**THE REQUEST**
Select from the data all lines with the word "this".

* * *

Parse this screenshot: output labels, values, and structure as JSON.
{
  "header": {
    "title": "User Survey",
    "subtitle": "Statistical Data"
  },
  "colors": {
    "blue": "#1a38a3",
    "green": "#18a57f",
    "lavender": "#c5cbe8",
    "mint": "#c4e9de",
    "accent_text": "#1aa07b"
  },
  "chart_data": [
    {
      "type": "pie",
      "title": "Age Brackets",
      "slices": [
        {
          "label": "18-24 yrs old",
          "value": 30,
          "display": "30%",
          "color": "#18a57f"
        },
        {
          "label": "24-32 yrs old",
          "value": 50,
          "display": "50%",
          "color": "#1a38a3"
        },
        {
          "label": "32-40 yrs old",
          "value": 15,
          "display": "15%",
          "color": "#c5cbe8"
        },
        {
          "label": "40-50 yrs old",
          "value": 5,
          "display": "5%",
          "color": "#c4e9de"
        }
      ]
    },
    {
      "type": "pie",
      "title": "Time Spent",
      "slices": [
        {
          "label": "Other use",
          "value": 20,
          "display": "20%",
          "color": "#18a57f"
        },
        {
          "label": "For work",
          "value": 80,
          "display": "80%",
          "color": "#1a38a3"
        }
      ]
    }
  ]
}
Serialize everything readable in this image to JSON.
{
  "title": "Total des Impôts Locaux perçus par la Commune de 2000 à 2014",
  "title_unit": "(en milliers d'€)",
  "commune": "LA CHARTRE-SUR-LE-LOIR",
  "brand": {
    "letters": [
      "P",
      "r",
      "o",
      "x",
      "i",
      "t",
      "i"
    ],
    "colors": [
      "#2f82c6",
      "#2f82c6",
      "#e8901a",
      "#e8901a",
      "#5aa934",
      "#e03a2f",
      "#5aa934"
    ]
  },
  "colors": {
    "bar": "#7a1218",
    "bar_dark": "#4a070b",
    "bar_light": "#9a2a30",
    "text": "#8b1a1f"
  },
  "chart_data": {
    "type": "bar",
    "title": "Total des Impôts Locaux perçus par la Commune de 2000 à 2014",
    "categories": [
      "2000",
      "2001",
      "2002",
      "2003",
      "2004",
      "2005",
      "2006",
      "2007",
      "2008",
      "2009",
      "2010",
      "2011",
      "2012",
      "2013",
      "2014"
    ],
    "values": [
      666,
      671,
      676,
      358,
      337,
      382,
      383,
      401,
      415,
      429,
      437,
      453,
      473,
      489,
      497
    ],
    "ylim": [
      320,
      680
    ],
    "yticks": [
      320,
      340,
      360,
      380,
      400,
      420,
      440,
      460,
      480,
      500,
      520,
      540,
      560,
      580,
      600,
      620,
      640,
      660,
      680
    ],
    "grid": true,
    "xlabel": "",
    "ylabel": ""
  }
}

* * *

**REPLY**
Parse this screenshot: output labels, values, and structure as JSON.
Serialize everything readable in this image to JSON.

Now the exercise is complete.